Job
Pictures do not belong in the copy; transcribe everything else in the records exactly.

Data records
⟨

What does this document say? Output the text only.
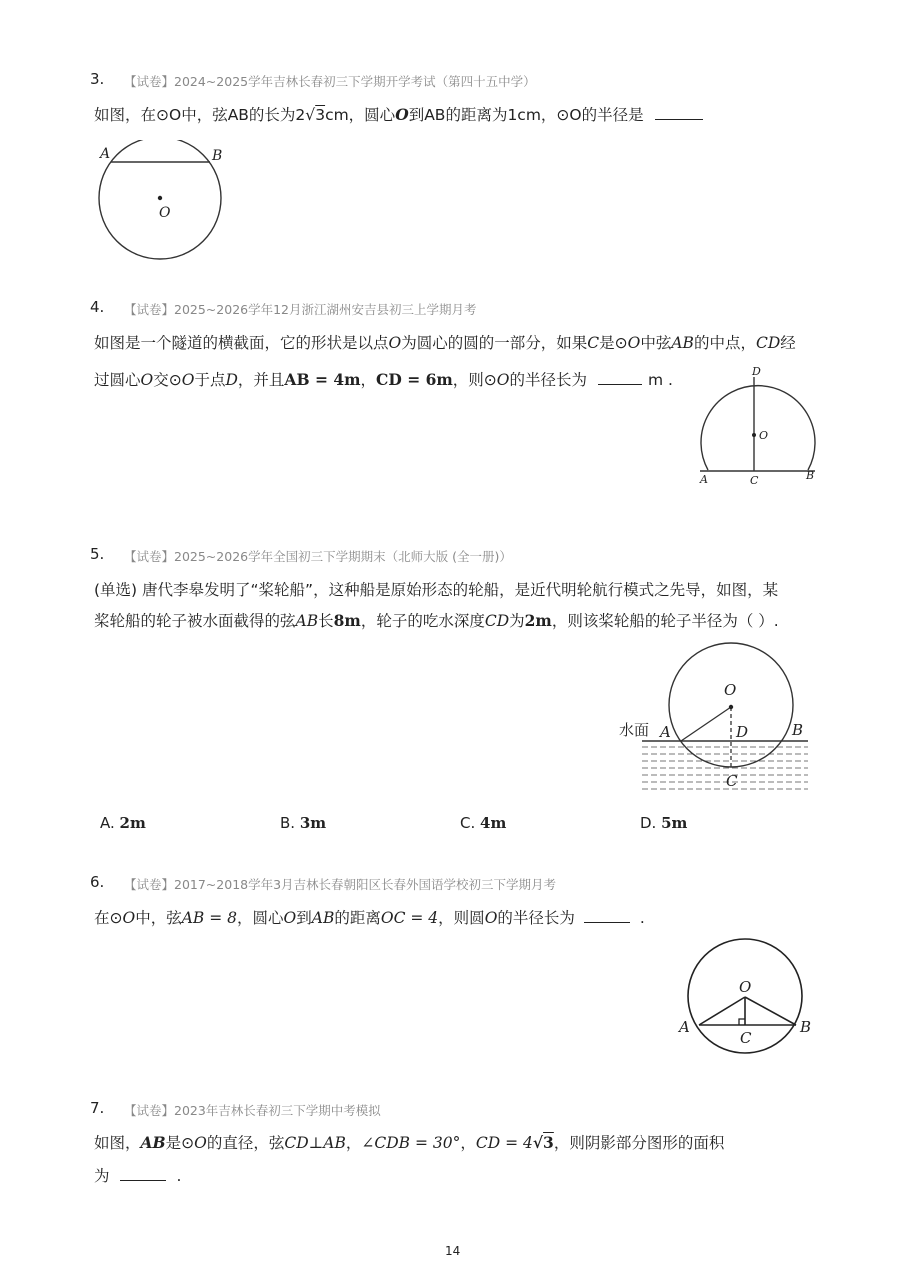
3. 【试卷】2024~2025学年吉林长春初三下学期开学考试（第四十五中学）
如图，在⊙O中，弦AB的长为2√3cm，圆心O到AB的距离为1cm，⊙O的半径是
A	B
O
4. 【试卷】2025~2026学年12月浙江湖州安吉县初三上学期月考
如图是一个隧道的横截面，它的形状是以点O为圆心的圆的一部分，如果C是⊙O中弦AB的中点，CD经
过圆心O交⊙O于点D，并且AB = 4m，CD = 6m，则⊙O的半径长为	m .	D
O
A	C	B
5. 【试卷】2025~2026学年全国初三下学期期末（北师大版 (全一册)）
(单选) 唐代李皋发明了“桨轮船”，这种船是原始形态的轮船，是近代明轮航行模式之先导，如图，某
桨轮船的轮子被水面截得的弦AB长8m，轮子的吃水深度CD为2m，则该桨轮船的轮子半径为（ ）.
水面
O
A	D	B
C
A. 2m	B. 3m	C. 4m	D. 5m
6. 【试卷】2017~2018学年3月吉林长春朝阳区长春外国语学校初三下学期月考
在⊙O中，弦AB = 8，圆心O到AB的距离OC = 4，则圆O的半径长为	.
O
A	B
C
7. 【试卷】2023年吉林长春初三下学期中考模拟
如图，AB是⊙O的直径，弦CD⊥AB，∠CDB = 30°，CD = 4√3，则阴影部分图形的面积
为	.
14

⟩

Full answer
What does this document say? Output the text only.
3. 【试卷】2024~2025学年吉林长春初三下学期开学考试（第四十五中学）
如图，在⊙O中，弦AB的长为2√3cm，圆心O到AB的距离为1cm，⊙O的半径是
A	B
O
4. 【试卷】2025~2026学年12月浙江湖州安吉县初三上学期月考
如图是一个隧道的横截面，它的形状是以点O为圆心的圆的一部分，如果C是⊙O中弦AB的中点，CD经
过圆心O交⊙O于点D，并且AB = 4m，CD = 6m，则⊙O的半径长为	m .	D
O
A	C	B
5. 【试卷】2025~2026学年全国初三下学期期末（北师大版 (全一册)）
(单选) 唐代李皋发明了“桨轮船”，这种船是原始形态的轮船，是近代明轮航行模式之先导，如图，某
桨轮船的轮子被水面截得的弦AB长8m，轮子的吃水深度CD为2m，则该桨轮船的轮子半径为（ ）.
水面
O
A	D	B
C
A. 2m	B. 3m	C. 4m	D. 5m
6. 【试卷】2017~2018学年3月吉林长春朝阳区长春外国语学校初三下学期月考
在⊙O中，弦AB = 8，圆心O到AB的距离OC = 4，则圆O的半径长为	.
O
A	B
C
7. 【试卷】2023年吉林长春初三下学期中考模拟
如图，AB是⊙O的直径，弦CD⊥AB，∠CDB = 30°，CD = 4√3，则阴影部分图形的面积
为	.
14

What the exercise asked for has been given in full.